##### Records for processing #####

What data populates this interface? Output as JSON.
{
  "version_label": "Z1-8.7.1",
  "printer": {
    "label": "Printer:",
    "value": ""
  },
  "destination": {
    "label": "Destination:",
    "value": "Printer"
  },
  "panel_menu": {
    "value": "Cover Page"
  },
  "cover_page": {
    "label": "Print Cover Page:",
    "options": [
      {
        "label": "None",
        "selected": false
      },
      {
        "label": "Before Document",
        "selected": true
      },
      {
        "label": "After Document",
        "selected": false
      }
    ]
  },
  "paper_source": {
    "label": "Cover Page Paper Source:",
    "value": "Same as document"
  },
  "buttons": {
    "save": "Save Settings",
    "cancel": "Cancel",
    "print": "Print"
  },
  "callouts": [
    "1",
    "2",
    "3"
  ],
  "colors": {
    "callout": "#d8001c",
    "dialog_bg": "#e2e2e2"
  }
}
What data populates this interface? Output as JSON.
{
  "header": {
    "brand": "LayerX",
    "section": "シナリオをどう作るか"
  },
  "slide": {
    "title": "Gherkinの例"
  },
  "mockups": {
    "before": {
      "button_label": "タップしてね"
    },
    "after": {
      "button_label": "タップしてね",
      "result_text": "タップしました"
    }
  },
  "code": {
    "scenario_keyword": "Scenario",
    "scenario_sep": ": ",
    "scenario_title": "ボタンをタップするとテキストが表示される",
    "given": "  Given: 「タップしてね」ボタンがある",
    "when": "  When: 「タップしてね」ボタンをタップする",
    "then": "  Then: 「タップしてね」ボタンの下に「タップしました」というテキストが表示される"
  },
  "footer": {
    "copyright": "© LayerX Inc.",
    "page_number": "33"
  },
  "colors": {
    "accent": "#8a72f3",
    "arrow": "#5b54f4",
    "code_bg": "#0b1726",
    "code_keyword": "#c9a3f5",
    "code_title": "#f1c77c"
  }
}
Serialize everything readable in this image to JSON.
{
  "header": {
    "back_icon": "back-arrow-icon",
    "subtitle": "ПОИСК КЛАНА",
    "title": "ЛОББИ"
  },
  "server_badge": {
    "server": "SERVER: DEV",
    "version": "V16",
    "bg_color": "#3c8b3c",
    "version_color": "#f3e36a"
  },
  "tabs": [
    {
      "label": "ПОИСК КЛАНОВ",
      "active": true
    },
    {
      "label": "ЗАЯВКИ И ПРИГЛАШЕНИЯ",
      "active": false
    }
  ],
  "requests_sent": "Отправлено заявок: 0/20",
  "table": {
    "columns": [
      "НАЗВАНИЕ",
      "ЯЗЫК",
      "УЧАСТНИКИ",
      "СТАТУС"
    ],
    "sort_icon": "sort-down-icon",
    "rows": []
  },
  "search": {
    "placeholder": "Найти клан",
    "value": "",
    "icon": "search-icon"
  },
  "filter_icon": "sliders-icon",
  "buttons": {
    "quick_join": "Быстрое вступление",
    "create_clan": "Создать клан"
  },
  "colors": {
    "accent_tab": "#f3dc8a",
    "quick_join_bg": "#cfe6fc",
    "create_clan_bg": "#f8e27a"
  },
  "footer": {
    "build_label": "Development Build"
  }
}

#####

* _Problem_: Set down every record above exactly as given.

* _Exercise answer_:
What data populates this interface? Output as JSON.
{
  "version_label": "Z1-8.7.1",
  "printer": {
    "label": "Printer:",
    "value": ""
  },
  "destination": {
    "label": "Destination:",
    "value": "Printer"
  },
  "panel_menu": {
    "value": "Cover Page"
  },
  "cover_page": {
    "label": "Print Cover Page:",
    "options": [
      {
        "label": "None",
        "selected": false
      },
      {
        "label": "Before Document",
        "selected": true
      },
      {
        "label": "After Document",
        "selected": false
      }
    ]
  },
  "paper_source": {
    "label": "Cover Page Paper Source:",
    "value": "Same as document"
  },
  "buttons": {
    "save": "Save Settings",
    "cancel": "Cancel",
    "print": "Print"
  },
  "callouts": [
    "1",
    "2",
    "3"
  ],
  "colors": {
    "callout": "#d8001c",
    "dialog_bg": "#e2e2e2"
  }
}
What data populates this interface? Output as JSON.
{
  "header": {
    "brand": "LayerX",
    "section": "シナリオをどう作るか"
  },
  "slide": {
    "title": "Gherkinの例"
  },
  "mockups": {
    "before": {
      "button_label": "タップしてね"
    },
    "after": {
      "button_label": "タップしてね",
      "result_text": "タップしました"
    }
  },
  "code": {
    "scenario_keyword": "Scenario",
    "scenario_sep": ": ",
    "scenario_title": "ボタンをタップするとテキストが表示される",
    "given": "  Given: 「タップしてね」ボタンがある",
    "when": "  When: 「タップしてね」ボタンをタップする",
    "then": "  Then: 「タップしてね」ボタンの下に「タップしました」というテキストが表示される"
  },
  "footer": {
    "copyright": "© LayerX Inc.",
    "page_number": "33"
  },
  "colors": {
    "accent": "#8a72f3",
    "arrow": "#5b54f4",
    "code_bg": "#0b1726",
    "code_keyword": "#c9a3f5",
    "code_title": "#f1c77c"
  }
}
Serialize everything readable in this image to JSON.
{
  "header": {
    "back_icon": "back-arrow-icon",
    "subtitle": "ПОИСК КЛАНА",
    "title": "ЛОББИ"
  },
  "server_badge": {
    "server": "SERVER: DEV",
    "version": "V16",
    "bg_color": "#3c8b3c",
    "version_color": "#f3e36a"
  },
  "tabs": [
    {
      "label": "ПОИСК КЛАНОВ",
      "active": true
    },
    {
      "label": "ЗАЯВКИ И ПРИГЛАШЕНИЯ",
      "active": false
    }
  ],
  "requests_sent": "Отправлено заявок: 0/20",
  "table": {
    "columns": [
      "НАЗВАНИЕ",
      "ЯЗЫК",
      "УЧАСТНИКИ",
      "СТАТУС"
    ],
    "sort_icon": "sort-down-icon",
    "rows": []
  },
  "search": {
    "placeholder": "Найти клан",
    "value": "",
    "icon": "search-icon"
  },
  "filter_icon": "sliders-icon",
  "buttons": {
    "quick_join": "Быстрое вступление",
    "create_clan": "Создать клан"
  },
  "colors": {
    "accent_tab": "#f3dc8a",
    "quick_join_bg": "#cfe6fc",
    "create_clan_bg": "#f8e27a"
  },
  "footer": {
    "build_label": "Development Build"
  }
}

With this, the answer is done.